**Exercise**
Give a verbatim quotation of every record.

** START Material provided **

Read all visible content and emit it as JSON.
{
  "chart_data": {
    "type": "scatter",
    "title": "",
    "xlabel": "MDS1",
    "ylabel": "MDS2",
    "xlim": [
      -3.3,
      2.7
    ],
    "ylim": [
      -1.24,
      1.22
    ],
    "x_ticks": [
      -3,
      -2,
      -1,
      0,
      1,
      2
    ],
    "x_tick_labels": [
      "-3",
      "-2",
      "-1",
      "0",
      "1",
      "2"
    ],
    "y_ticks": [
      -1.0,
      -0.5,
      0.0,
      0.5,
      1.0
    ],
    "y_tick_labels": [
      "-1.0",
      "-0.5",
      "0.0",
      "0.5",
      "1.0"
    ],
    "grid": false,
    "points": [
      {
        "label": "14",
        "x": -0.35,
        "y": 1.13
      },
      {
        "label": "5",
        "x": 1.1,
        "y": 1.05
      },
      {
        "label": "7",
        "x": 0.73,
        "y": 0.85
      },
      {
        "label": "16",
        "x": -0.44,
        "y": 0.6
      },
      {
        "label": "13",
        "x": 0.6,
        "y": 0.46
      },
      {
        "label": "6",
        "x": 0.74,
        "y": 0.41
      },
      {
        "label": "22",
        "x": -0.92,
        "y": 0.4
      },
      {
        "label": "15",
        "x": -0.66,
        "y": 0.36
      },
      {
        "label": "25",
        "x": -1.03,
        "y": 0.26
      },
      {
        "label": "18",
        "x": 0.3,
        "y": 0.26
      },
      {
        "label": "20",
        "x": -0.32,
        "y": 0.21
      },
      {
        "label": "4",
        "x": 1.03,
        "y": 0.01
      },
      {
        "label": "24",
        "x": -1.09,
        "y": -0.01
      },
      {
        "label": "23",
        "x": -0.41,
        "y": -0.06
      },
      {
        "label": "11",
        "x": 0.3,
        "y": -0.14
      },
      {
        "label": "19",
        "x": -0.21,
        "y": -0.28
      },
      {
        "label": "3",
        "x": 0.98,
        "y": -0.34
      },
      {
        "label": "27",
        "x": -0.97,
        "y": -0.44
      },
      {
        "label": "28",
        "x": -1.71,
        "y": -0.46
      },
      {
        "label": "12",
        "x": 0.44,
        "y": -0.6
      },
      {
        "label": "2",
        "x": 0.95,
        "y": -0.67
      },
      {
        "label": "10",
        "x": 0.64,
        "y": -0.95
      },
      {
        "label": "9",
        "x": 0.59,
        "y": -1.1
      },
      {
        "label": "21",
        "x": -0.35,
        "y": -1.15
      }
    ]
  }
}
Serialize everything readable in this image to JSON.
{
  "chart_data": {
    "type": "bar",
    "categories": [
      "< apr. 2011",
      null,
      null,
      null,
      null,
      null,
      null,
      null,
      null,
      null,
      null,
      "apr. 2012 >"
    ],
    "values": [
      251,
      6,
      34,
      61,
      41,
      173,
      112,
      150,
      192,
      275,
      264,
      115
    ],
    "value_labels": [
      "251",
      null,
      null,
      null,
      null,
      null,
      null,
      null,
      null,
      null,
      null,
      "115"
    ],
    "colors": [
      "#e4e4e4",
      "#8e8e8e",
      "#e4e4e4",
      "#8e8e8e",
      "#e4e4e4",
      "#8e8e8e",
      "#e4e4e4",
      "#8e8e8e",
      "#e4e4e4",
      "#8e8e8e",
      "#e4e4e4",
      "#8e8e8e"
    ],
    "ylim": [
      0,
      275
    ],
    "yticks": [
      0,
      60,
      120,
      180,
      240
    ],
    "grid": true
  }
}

** END Material provided **

**Task answer**
Read all visible content and emit it as JSON.
{
  "chart_data": {
    "type": "scatter",
    "title": "",
    "xlabel": "MDS1",
    "ylabel": "MDS2",
    "xlim": [
      -3.3,
      2.7
    ],
    "ylim": [
      -1.24,
      1.22
    ],
    "x_ticks": [
      -3,
      -2,
      -1,
      0,
      1,
      2
    ],
    "x_tick_labels": [
      "-3",
      "-2",
      "-1",
      "0",
      "1",
      "2"
    ],
    "y_ticks": [
      -1.0,
      -0.5,
      0.0,
      0.5,
      1.0
    ],
    "y_tick_labels": [
      "-1.0",
      "-0.5",
      "0.0",
      "0.5",
      "1.0"
    ],
    "grid": false,
    "points": [
      {
        "label": "14",
        "x": -0.35,
        "y": 1.13
      },
      {
        "label": "5",
        "x": 1.1,
        "y": 1.05
      },
      {
        "label": "7",
        "x": 0.73,
        "y": 0.85
      },
      {
        "label": "16",
        "x": -0.44,
        "y": 0.6
      },
      {
        "label": "13",
        "x": 0.6,
        "y": 0.46
      },
      {
        "label": "6",
        "x": 0.74,
        "y": 0.41
      },
      {
        "label": "22",
        "x": -0.92,
        "y": 0.4
      },
      {
        "label": "15",
        "x": -0.66,
        "y": 0.36
      },
      {
        "label": "25",
        "x": -1.03,
        "y": 0.26
      },
      {
        "label": "18",
        "x": 0.3,
        "y": 0.26
      },
      {
        "label": "20",
        "x": -0.32,
        "y": 0.21
      },
      {
        "label": "4",
        "x": 1.03,
        "y": 0.01
      },
      {
        "label": "24",
        "x": -1.09,
        "y": -0.01
      },
      {
        "label": "23",
        "x": -0.41,
        "y": -0.06
      },
      {
        "label": "11",
        "x": 0.3,
        "y": -0.14
      },
      {
        "label": "19",
        "x": -0.21,
        "y": -0.28
      },
      {
        "label": "3",
        "x": 0.98,
        "y": -0.34
      },
      {
        "label": "27",
        "x": -0.97,
        "y": -0.44
      },
      {
        "label": "28",
        "x": -1.71,
        "y": -0.46
      },
      {
        "label": "12",
        "x": 0.44,
        "y": -0.6
      },
      {
        "label": "2",
        "x": 0.95,
        "y": -0.67
      },
      {
        "label": "10",
        "x": 0.64,
        "y": -0.95
      },
      {
        "label": "9",
        "x": 0.59,
        "y": -1.1
      },
      {
        "label": "21",
        "x": -0.35,
        "y": -1.15
      }
    ]
  }
}
Serialize everything readable in this image to JSON.
{
  "chart_data": {
    "type": "bar",
    "categories": [
      "< apr. 2011",
      null,
      null,
      null,
      null,
      null,
      null,
      null,
      null,
      null,
      null,
      "apr. 2012 >"
    ],
    "values": [
      251,
      6,
      34,
      61,
      41,
      173,
      112,
      150,
      192,
      275,
      264,
      115
    ],
    "value_labels": [
      "251",
      null,
      null,
      null,
      null,
      null,
      null,
      null,
      null,
      null,
      null,
      "115"
    ],
    "colors": [
      "#e4e4e4",
      "#8e8e8e",
      "#e4e4e4",
      "#8e8e8e",
      "#e4e4e4",
      "#8e8e8e",
      "#e4e4e4",
      "#8e8e8e",
      "#e4e4e4",
      "#8e8e8e",
      "#e4e4e4",
      "#8e8e8e"
    ],
    "ylim": [
      0,
      275
    ],
    "yticks": [
      0,
      60,
      120,
      180,
      240
    ],
    "grid": true
  }
}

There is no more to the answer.